SUPPLIED RECORDS start

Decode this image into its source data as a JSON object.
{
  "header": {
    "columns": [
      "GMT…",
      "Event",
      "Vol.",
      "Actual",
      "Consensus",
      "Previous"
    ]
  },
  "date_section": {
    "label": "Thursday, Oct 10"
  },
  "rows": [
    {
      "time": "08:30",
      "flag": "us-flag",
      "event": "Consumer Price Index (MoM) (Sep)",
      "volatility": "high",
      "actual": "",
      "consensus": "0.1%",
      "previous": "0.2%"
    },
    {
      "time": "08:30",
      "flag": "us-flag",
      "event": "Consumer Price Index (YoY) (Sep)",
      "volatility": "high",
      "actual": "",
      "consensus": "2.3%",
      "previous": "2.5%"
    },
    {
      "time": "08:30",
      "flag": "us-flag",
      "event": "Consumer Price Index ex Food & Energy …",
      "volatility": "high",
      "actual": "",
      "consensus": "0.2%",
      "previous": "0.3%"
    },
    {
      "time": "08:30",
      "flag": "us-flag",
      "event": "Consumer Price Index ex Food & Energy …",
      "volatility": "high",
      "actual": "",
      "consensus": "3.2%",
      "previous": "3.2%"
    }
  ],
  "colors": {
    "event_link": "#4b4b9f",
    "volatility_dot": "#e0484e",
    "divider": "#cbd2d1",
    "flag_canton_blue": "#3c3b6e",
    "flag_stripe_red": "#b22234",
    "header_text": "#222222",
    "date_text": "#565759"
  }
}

SUPPLIED RECORDS end

**WHAT YOU SHOULD DO:** Write the whole listing out again. Keep every line exactly as it is.

**CORRECT ANSWER:**
Decode this image into its source data as a JSON object.
{
  "header": {
    "columns": [
      "GMT…",
      "Event",
      "Vol.",
      "Actual",
      "Consensus",
      "Previous"
    ]
  },
  "date_section": {
    "label": "Thursday, Oct 10"
  },
  "rows": [
    {
      "time": "08:30",
      "flag": "us-flag",
      "event": "Consumer Price Index (MoM) (Sep)",
      "volatility": "high",
      "actual": "",
      "consensus": "0.1%",
      "previous": "0.2%"
    },
    {
      "time": "08:30",
      "flag": "us-flag",
      "event": "Consumer Price Index (YoY) (Sep)",
      "volatility": "high",
      "actual": "",
      "consensus": "2.3%",
      "previous": "2.5%"
    },
    {
      "time": "08:30",
      "flag": "us-flag",
      "event": "Consumer Price Index ex Food & Energy …",
      "volatility": "high",
      "actual": "",
      "consensus": "0.2%",
      "previous": "0.3%"
    },
    {
      "time": "08:30",
      "flag": "us-flag",
      "event": "Consumer Price Index ex Food & Energy …",
      "volatility": "high",
      "actual": "",
      "consensus": "3.2%",
      "previous": "3.2%"
    }
  ],
  "colors": {
    "event_link": "#4b4b9f",
    "volatility_dot": "#e0484e",
    "divider": "#cbd2d1",
    "flag_canton_blue": "#3c3b6e",
    "flag_stripe_red": "#b22234",
    "header_text": "#222222",
    "date_text": "#565759"
  }
}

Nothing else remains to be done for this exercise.